In full and without alteration, repeat the material.
╭─ Exercise inputs
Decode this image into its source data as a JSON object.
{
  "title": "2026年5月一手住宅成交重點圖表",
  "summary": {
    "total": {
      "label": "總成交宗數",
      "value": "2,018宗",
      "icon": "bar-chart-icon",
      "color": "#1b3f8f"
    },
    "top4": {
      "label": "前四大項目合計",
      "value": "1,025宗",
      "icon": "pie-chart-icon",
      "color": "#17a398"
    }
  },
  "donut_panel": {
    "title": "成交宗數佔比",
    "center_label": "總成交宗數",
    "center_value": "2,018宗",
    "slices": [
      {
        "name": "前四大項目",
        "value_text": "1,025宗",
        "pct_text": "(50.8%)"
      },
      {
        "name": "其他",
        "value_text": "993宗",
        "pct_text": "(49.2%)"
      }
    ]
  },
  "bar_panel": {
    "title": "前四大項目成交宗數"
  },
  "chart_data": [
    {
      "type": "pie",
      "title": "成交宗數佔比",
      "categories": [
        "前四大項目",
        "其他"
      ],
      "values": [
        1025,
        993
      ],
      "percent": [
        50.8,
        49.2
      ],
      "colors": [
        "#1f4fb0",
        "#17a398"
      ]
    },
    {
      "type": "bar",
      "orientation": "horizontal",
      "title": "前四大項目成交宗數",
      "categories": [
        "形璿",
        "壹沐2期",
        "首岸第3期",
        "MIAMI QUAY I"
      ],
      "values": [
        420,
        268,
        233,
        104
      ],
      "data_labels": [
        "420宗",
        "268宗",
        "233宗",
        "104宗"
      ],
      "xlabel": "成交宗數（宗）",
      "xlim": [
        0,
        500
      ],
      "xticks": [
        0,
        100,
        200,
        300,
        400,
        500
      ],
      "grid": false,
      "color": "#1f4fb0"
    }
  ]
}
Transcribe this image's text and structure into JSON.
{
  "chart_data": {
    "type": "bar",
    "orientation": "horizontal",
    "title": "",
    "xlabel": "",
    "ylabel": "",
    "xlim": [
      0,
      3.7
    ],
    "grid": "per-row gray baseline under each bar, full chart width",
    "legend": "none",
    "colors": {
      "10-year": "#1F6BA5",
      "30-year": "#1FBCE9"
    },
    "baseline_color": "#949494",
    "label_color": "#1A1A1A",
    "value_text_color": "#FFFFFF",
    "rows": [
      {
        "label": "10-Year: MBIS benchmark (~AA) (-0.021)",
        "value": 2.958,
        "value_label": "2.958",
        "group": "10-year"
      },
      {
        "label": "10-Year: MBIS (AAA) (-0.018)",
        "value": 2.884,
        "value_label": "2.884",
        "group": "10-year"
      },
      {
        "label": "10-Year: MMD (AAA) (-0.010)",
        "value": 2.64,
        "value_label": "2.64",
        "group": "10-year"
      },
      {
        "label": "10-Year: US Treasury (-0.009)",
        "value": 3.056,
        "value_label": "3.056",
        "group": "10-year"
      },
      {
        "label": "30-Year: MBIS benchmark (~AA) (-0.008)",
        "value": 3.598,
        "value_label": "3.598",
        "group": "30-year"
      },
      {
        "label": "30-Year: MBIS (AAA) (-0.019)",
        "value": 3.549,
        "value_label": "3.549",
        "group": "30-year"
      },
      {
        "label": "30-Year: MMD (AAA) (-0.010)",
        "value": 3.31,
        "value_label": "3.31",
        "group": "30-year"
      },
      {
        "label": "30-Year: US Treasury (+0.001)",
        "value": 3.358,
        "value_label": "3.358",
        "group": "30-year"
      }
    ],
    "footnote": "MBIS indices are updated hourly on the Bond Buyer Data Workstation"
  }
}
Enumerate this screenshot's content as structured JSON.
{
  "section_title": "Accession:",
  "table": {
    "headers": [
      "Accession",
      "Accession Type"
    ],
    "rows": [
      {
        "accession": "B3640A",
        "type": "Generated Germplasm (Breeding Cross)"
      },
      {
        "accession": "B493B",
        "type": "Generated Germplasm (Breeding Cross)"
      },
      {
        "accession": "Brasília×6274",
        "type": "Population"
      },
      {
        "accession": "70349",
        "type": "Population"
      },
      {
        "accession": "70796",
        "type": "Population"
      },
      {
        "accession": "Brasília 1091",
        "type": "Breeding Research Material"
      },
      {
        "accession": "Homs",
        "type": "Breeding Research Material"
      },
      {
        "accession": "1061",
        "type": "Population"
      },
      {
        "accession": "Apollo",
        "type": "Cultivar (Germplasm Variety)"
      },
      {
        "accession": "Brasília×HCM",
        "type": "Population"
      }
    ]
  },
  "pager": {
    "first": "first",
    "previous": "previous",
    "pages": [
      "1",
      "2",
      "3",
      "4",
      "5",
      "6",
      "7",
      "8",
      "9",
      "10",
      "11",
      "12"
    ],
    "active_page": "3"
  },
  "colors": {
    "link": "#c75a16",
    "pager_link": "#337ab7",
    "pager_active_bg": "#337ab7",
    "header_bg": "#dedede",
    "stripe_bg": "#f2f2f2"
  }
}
╰─
• [Reply]
Decode this image into its source data as a JSON object.
{
  "title": "2026年5月一手住宅成交重點圖表",
  "summary": {
    "total": {
      "label": "總成交宗數",
      "value": "2,018宗",
      "icon": "bar-chart-icon",
      "color": "#1b3f8f"
    },
    "top4": {
      "label": "前四大項目合計",
      "value": "1,025宗",
      "icon": "pie-chart-icon",
      "color": "#17a398"
    }
  },
  "donut_panel": {
    "title": "成交宗數佔比",
    "center_label": "總成交宗數",
    "center_value": "2,018宗",
    "slices": [
      {
        "name": "前四大項目",
        "value_text": "1,025宗",
        "pct_text": "(50.8%)"
      },
      {
        "name": "其他",
        "value_text": "993宗",
        "pct_text": "(49.2%)"
      }
    ]
  },
  "bar_panel": {
    "title": "前四大項目成交宗數"
  },
  "chart_data": [
    {
      "type": "pie",
      "title": "成交宗數佔比",
      "categories": [
        "前四大項目",
        "其他"
      ],
      "values": [
        1025,
        993
      ],
      "percent": [
        50.8,
        49.2
      ],
      "colors": [
        "#1f4fb0",
        "#17a398"
      ]
    },
    {
      "type": "bar",
      "orientation": "horizontal",
      "title": "前四大項目成交宗數",
      "categories": [
        "形璿",
        "壹沐2期",
        "首岸第3期",
        "MIAMI QUAY I"
      ],
      "values": [
        420,
        268,
        233,
        104
      ],
      "data_labels": [
        "420宗",
        "268宗",
        "233宗",
        "104宗"
      ],
      "xlabel": "成交宗數（宗）",
      "xlim": [
        0,
        500
      ],
      "xticks": [
        0,
        100,
        200,
        300,
        400,
        500
      ],
      "grid": false,
      "color": "#1f4fb0"
    }
  ]
}
Transcribe this image's text and structure into JSON.
{
  "chart_data": {
    "type": "bar",
    "orientation": "horizontal",
    "title": "",
    "xlabel": "",
    "ylabel": "",
    "xlim": [
      0,
      3.7
    ],
    "grid": "per-row gray baseline under each bar, full chart width",
    "legend": "none",
    "colors": {
      "10-year": "#1F6BA5",
      "30-year": "#1FBCE9"
    },
    "baseline_color": "#949494",
    "label_color": "#1A1A1A",
    "value_text_color": "#FFFFFF",
    "rows": [
      {
        "label": "10-Year: MBIS benchmark (~AA) (-0.021)",
        "value": 2.958,
        "value_label": "2.958",
        "group": "10-year"
      },
      {
        "label": "10-Year: MBIS (AAA) (-0.018)",
        "value": 2.884,
        "value_label": "2.884",
        "group": "10-year"
      },
      {
        "label": "10-Year: MMD (AAA) (-0.010)",
        "value": 2.64,
        "value_label": "2.64",
        "group": "10-year"
      },
      {
        "label": "10-Year: US Treasury (-0.009)",
        "value": 3.056,
        "value_label": "3.056",
        "group": "10-year"
      },
      {
        "label": "30-Year: MBIS benchmark (~AA) (-0.008)",
        "value": 3.598,
        "value_label": "3.598",
        "group": "30-year"
      },
      {
        "label": "30-Year: MBIS (AAA) (-0.019)",
        "value": 3.549,
        "value_label": "3.549",
        "group": "30-year"
      },
      {
        "label": "30-Year: MMD (AAA) (-0.010)",
        "value": 3.31,
        "value_label": "3.31",
        "group": "30-year"
      },
      {
        "label": "30-Year: US Treasury (+0.001)",
        "value": 3.358,
        "value_label": "3.358",
        "group": "30-year"
      }
    ],
    "footnote": "MBIS indices are updated hourly on the Bond Buyer Data Workstation"
  }
}
Enumerate this screenshot's content as structured JSON.
{
  "section_title": "Accession:",
  "table": {
    "headers": [
      "Accession",
      "Accession Type"
    ],
    "rows": [
      {
        "accession": "B3640A",
        "type": "Generated Germplasm (Breeding Cross)"
      },
      {
        "accession": "B493B",
        "type": "Generated Germplasm (Breeding Cross)"
      },
      {
        "accession": "Brasília×6274",
        "type": "Population"
      },
      {
        "accession": "70349",
        "type": "Population"
      },
      {
        "accession": "70796",
        "type": "Population"
      },
      {
        "accession": "Brasília 1091",
        "type": "Breeding Research Material"
      },
      {
        "accession": "Homs",
        "type": "Breeding Research Material"
      },
      {
        "accession": "1061",
        "type": "Population"
      },
      {
        "accession": "Apollo",
        "type": "Cultivar (Germplasm Variety)"
      },
      {
        "accession": "Brasília×HCM",
        "type": "Population"
      }
    ]
  },
  "pager": {
    "first": "first",
    "previous": "previous",
    "pages": [
      "1",
      "2",
      "3",
      "4",
      "5",
      "6",
      "7",
      "8",
      "9",
      "10",
      "11",
      "12"
    ],
    "active_page": "3"
  },
  "colors": {
    "link": "#c75a16",
    "pager_link": "#337ab7",
    "pager_active_bg": "#337ab7",
    "header_bg": "#dedede",
    "stripe_bg": "#f2f2f2"
  }
}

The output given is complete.